REQUIRED WORK:
1) According to the GDC article, in what year did Chris Crawford inaugurate the first Computer Game Developers Conference?
2) Rewrite everything in the GDC article from "Renowned game designer" down to "with 550 exhibitors.", replacing "exhibitors" with "vendors".

DOCUMENT PASSAGE:
= = = = = = =
Renowned game designer Chris Crawford inaugurated the first Computer Game Developers Conference in 1988. Three decades later, Crawford’s brainchild has become quite popular. For the second straight year, the GDC drew a record-breaking attendance, with over 29,000 industry professionals gracing the annual event, breaking last year’s record 28,000 attendance. GDC 2019 hosted more than 780 lectures, tutorials, roundtable discussions, and panels, along with 550 exhibitors.
Game Luster took out a one-day pass to last year’s GDC, to get a first hand look at some of 2018’s developer favorites. Some notables were Areia, Bot Party, Harold Halibut, and Away Out. More than just a place for demoing the latest games, the GDC is important for a number of reasons.
Opens up opportunities for game developers
The biggest companies in gaming converge on the GDC. This means game developers have the opportunity to establish networks and connections. This opportunity is particularly important to freelance game developers in light of the industry “moving more and more into the “gig” structure for hiring,” as pointed out in ‘Remote Freelancing in Game Design’ published on Medium. In this setup, freelancers are hired to develop games, sometimes remotely, rather than full-time employees. Networking is vital in this case, and freelancers can do this by creating a presence on social media and joining game development communities like TigSource and Polycount. Attending an event like the GDC is important as it is a way to get noticed by industry titans looking for top-level talent. Yoss highlights how companies nowadays need to fill freelance tech roles very quickly especially in game development. In the case of the GDC, freelancers showcase their skills via the Game Design Challenge and the Independent Games Festival. What's more, booths like Indie Megabooth and Double Fine’s Day at the Devs booth were actively looking for new talent.
= = = = = = =
EXERCISE DATA:
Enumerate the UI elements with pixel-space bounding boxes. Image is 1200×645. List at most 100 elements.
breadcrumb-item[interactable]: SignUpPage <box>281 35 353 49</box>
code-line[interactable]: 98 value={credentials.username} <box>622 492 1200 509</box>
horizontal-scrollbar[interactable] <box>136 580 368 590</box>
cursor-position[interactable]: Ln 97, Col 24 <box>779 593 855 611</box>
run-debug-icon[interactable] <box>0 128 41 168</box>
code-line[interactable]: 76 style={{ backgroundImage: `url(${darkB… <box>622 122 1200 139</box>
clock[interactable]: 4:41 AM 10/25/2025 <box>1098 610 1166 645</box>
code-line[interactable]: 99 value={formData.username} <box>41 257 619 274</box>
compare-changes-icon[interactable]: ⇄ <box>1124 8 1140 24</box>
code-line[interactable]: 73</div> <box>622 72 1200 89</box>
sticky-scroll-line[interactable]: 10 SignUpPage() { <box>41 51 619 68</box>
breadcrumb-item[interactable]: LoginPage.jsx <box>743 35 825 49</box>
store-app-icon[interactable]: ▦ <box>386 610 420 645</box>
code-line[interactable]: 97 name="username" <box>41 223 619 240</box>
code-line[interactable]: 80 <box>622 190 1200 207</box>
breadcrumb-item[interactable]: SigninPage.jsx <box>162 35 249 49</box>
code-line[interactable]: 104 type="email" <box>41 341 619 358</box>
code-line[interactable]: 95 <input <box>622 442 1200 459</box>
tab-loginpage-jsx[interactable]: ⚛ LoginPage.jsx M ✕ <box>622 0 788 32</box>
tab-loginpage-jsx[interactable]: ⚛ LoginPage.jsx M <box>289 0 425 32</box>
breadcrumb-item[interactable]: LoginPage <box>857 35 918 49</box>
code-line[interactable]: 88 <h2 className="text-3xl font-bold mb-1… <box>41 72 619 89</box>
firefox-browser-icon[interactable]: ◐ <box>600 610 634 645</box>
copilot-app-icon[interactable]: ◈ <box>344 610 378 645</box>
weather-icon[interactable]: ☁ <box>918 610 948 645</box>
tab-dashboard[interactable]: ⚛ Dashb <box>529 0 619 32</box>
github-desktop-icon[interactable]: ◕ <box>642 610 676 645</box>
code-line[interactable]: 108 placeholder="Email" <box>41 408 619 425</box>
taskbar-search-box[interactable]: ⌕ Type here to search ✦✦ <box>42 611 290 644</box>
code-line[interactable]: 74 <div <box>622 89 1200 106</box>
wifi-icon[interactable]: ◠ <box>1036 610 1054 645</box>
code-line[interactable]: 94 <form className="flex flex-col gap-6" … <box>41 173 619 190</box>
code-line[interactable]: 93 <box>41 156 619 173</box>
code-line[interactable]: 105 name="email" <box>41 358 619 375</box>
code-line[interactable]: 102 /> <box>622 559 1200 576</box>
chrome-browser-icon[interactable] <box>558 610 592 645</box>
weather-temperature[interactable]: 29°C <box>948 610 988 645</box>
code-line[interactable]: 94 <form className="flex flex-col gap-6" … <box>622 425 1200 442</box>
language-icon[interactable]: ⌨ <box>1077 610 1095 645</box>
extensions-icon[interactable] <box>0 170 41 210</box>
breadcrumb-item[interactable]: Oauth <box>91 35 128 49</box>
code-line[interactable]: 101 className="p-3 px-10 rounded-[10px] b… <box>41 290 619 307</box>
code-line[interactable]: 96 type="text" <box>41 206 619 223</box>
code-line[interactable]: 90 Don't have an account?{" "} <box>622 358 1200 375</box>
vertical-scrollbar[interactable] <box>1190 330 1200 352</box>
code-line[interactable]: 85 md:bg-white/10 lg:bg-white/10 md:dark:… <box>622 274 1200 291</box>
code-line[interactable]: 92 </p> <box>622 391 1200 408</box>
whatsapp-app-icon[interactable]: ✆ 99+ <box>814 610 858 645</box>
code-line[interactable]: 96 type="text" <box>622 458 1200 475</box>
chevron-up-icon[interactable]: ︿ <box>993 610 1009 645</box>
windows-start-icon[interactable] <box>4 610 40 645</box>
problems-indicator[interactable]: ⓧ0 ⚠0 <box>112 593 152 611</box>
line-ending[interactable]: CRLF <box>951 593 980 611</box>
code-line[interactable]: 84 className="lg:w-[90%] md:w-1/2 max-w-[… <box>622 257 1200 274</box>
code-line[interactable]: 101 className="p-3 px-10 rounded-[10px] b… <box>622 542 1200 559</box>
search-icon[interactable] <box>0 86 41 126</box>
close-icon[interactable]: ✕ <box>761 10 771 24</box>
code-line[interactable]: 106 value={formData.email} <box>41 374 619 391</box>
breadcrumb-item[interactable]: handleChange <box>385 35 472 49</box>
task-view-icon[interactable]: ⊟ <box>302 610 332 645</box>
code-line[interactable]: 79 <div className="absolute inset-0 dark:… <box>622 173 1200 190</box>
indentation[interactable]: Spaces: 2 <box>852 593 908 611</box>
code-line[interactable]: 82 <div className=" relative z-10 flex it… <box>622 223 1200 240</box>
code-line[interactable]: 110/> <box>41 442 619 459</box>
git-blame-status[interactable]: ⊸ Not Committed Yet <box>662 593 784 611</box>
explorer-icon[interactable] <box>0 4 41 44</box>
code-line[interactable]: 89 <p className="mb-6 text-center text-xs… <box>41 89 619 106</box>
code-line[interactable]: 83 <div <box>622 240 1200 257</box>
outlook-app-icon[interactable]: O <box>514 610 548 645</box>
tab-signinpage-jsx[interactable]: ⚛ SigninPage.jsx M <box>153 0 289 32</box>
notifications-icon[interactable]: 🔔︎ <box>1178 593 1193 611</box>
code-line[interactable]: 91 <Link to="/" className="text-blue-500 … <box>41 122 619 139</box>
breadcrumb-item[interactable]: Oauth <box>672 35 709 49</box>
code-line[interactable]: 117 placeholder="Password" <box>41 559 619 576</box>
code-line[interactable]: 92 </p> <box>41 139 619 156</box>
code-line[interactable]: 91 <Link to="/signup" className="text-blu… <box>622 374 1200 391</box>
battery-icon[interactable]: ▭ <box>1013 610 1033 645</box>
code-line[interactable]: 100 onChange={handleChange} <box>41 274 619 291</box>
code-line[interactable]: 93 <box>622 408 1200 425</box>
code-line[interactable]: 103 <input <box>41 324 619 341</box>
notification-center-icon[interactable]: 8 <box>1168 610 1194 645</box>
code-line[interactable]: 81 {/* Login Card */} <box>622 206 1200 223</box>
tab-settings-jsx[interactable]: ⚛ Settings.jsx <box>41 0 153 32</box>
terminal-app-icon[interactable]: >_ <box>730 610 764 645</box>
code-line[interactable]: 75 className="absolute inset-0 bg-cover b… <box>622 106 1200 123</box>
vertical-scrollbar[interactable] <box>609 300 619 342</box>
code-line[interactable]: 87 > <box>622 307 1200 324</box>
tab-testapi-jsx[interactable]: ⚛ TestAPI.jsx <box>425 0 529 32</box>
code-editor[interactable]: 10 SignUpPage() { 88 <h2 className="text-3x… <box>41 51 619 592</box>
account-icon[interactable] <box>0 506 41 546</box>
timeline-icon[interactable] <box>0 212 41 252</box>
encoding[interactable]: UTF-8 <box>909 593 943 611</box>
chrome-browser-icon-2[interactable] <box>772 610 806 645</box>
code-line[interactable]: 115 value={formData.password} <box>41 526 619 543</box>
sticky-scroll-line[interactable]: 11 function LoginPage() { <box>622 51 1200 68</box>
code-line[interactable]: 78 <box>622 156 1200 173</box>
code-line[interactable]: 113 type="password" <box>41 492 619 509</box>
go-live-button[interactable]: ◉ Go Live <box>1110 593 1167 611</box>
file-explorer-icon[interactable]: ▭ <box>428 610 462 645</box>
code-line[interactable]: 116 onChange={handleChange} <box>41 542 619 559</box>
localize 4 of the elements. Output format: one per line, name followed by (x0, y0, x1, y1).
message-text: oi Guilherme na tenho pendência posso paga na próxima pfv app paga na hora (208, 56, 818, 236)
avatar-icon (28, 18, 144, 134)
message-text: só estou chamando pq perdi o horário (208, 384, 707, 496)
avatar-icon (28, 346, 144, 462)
= = = = = = =
RESPONSES BY ITEM NUMBER:
1) 1988

2)
Renowned game designer Chris Crawford inaugurated the first Computer Game Developers Conference in 1988. Three decades later, Crawford’s brainchild has become quite popular. For the second straight year, the GDC drew a record-breaking attendance, with over 29,000 industry professionals gracing the annual event, breaking last year’s record 28,000 attendance. GDC 2019 hosted more than 780 lectures, tutorials, roundtable discussions, and panels, along with 550 vendors.